STATED TASK - Copy, without any change, every line of the entries below from the line containing "Patent image size: (753, 680)." to the line containing "The opener disc 24 is at (305, 216).", including both of those lines.

MATERIAL PROVIDED -
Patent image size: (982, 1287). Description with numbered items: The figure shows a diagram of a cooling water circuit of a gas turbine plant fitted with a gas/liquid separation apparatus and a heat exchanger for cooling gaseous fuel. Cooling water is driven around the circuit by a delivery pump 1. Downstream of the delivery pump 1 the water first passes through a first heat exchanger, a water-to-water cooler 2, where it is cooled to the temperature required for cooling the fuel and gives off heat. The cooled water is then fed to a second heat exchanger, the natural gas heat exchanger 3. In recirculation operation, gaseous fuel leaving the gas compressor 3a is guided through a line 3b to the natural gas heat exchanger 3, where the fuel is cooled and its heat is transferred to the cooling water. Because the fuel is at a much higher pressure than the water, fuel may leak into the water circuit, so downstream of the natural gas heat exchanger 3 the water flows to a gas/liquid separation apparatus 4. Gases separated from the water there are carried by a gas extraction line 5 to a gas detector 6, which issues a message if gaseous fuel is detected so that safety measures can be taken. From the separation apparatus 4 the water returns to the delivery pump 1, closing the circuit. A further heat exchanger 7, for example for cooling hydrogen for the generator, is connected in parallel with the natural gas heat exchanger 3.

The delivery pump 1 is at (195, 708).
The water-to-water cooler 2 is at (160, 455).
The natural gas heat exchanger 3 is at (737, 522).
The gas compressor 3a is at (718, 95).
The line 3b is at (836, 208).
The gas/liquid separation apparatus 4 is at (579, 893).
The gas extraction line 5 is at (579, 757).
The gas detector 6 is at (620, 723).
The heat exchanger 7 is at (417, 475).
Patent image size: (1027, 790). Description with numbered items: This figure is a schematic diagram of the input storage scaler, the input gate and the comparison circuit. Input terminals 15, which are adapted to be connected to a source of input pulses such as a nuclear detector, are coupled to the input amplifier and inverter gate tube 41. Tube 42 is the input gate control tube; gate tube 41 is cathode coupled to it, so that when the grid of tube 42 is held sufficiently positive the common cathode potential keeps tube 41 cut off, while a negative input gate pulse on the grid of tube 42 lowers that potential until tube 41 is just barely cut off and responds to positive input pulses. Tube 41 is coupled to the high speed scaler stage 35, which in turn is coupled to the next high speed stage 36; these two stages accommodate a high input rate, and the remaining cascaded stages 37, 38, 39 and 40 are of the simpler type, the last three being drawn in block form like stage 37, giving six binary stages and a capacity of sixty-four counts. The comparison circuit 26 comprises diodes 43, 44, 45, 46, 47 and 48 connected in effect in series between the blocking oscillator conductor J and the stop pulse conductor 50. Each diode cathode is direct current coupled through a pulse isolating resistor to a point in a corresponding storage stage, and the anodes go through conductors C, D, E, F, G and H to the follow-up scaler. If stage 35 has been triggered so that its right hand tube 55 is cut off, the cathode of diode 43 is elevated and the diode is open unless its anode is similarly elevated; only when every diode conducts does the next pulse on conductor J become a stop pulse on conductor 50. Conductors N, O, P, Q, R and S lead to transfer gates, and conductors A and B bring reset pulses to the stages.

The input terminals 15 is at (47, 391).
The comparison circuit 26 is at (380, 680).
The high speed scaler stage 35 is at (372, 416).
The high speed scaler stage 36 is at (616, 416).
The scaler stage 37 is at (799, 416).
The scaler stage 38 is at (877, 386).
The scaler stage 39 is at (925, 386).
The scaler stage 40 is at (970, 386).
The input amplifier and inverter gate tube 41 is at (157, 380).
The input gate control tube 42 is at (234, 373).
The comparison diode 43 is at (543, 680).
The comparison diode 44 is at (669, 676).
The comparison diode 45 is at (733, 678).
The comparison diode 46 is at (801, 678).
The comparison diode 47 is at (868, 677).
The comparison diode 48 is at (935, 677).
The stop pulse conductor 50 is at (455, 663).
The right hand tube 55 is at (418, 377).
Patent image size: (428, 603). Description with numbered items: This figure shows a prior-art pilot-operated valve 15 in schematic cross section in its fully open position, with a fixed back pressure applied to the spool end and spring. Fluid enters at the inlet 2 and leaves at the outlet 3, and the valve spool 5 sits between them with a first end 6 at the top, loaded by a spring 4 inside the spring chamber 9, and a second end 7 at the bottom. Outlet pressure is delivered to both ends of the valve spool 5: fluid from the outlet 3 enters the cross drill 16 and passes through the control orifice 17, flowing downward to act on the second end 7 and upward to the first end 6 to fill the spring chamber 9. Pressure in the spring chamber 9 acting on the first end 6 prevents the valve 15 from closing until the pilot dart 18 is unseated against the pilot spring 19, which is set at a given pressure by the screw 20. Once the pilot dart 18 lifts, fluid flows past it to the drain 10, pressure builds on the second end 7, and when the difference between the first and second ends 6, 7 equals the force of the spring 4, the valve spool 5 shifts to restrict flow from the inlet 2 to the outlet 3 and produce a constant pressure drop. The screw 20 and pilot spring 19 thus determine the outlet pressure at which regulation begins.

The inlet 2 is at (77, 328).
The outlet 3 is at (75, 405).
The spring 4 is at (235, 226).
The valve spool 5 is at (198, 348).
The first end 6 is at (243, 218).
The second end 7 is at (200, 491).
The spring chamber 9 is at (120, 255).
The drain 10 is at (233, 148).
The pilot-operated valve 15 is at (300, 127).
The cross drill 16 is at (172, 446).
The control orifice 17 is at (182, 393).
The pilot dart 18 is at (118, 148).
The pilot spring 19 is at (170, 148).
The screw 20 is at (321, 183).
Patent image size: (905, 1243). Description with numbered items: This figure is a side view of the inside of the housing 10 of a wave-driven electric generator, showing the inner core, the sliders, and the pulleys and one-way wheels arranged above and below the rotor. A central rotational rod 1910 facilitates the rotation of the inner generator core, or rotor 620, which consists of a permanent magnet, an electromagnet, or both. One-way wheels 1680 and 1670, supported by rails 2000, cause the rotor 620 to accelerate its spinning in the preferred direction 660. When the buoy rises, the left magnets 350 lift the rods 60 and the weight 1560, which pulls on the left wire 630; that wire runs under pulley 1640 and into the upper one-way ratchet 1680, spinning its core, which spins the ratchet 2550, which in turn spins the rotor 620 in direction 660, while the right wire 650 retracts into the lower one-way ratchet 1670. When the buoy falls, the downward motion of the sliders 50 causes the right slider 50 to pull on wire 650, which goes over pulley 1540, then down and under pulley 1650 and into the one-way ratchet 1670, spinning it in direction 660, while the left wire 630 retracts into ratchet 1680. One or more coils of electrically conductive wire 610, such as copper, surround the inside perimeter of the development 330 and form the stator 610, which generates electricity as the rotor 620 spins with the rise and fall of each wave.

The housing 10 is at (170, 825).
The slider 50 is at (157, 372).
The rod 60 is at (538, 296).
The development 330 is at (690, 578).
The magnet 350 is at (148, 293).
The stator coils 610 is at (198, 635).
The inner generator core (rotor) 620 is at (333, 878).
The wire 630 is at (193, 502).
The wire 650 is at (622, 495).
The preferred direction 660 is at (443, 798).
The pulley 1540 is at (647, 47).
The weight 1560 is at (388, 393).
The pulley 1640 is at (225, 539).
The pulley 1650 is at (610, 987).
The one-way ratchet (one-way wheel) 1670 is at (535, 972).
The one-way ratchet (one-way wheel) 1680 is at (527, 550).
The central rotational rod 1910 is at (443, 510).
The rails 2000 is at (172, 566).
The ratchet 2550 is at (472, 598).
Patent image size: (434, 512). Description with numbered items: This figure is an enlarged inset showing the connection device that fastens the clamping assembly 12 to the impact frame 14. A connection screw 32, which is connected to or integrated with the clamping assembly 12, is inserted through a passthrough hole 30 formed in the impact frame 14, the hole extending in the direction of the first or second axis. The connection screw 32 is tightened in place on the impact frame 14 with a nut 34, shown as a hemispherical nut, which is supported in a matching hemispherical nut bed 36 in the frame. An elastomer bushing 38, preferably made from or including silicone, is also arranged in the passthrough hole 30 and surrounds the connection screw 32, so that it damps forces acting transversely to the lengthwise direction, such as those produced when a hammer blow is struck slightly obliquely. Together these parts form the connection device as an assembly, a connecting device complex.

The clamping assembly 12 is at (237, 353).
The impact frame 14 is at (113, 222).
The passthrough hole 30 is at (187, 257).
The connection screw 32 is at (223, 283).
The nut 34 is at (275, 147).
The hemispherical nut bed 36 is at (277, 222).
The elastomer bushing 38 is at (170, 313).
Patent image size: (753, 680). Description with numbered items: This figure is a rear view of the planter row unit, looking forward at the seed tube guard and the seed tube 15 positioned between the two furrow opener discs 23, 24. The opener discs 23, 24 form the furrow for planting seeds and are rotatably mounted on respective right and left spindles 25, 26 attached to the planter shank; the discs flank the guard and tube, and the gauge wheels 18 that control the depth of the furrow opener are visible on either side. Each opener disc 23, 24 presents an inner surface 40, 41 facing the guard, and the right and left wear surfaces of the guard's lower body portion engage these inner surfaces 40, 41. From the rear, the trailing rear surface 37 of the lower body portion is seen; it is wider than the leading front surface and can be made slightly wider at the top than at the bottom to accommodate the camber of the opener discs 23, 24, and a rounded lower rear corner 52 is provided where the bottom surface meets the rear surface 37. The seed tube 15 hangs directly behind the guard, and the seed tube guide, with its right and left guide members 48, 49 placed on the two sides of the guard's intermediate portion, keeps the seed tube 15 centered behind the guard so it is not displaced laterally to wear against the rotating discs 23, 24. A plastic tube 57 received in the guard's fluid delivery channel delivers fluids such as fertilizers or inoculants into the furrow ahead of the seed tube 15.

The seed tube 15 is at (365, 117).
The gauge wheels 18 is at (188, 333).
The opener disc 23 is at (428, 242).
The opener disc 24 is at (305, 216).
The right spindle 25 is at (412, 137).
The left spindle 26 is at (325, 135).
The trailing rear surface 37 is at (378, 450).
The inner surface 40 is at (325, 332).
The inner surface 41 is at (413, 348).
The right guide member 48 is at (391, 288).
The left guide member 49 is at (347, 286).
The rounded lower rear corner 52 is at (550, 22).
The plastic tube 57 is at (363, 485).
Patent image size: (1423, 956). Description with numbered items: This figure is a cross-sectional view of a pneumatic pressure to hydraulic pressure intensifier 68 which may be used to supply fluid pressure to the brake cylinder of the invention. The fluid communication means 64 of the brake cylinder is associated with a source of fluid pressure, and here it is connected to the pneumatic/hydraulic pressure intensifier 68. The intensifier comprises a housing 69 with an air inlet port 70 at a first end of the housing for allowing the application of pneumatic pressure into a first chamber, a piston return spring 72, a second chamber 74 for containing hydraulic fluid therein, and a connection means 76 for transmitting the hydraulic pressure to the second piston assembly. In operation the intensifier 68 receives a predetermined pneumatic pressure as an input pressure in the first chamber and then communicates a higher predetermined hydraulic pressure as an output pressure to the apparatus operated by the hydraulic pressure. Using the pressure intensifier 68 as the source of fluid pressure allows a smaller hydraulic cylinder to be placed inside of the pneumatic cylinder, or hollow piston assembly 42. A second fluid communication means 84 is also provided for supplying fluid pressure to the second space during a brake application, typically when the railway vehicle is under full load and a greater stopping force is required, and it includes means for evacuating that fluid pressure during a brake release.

SOLVED PROBLEM -
Patent image size: (753, 680). Description with numbered items: This figure is a rear view of the planter row unit, looking forward at the seed tube guard and the seed tube 15 positioned between the two furrow opener discs 23, 24. The opener discs 23, 24 form the furrow for planting seeds and are rotatably mounted on respective right and left spindles 25, 26 attached to the planter shank; the discs flank the guard and tube, and the gauge wheels 18 that control the depth of the furrow opener are visible on either side. Each opener disc 23, 24 presents an inner surface 40, 41 facing the guard, and the right and left wear surfaces of the guard's lower body portion engage these inner surfaces 40, 41. From the rear, the trailing rear surface 37 of the lower body portion is seen; it is wider than the leading front surface and can be made slightly wider at the top than at the bottom to accommodate the camber of the opener discs 23, 24, and a rounded lower rear corner 52 is provided where the bottom surface meets the rear surface 37. The seed tube 15 hangs directly behind the guard, and the seed tube guide, with its right and left guide members 48, 49 placed on the two sides of the guard's intermediate portion, keeps the seed tube 15 centered behind the guard so it is not displaced laterally to wear against the rotating discs 23, 24. A plastic tube 57 received in the guard's fluid delivery channel delivers fluids such as fertilizers or inoculants into the furrow ahead of the seed tube 15.

The seed tube 15 is at (365, 117).
The gauge wheels 18 is at (188, 333).
The opener disc 23 is at (428, 242).
The opener disc 24 is at (305, 216).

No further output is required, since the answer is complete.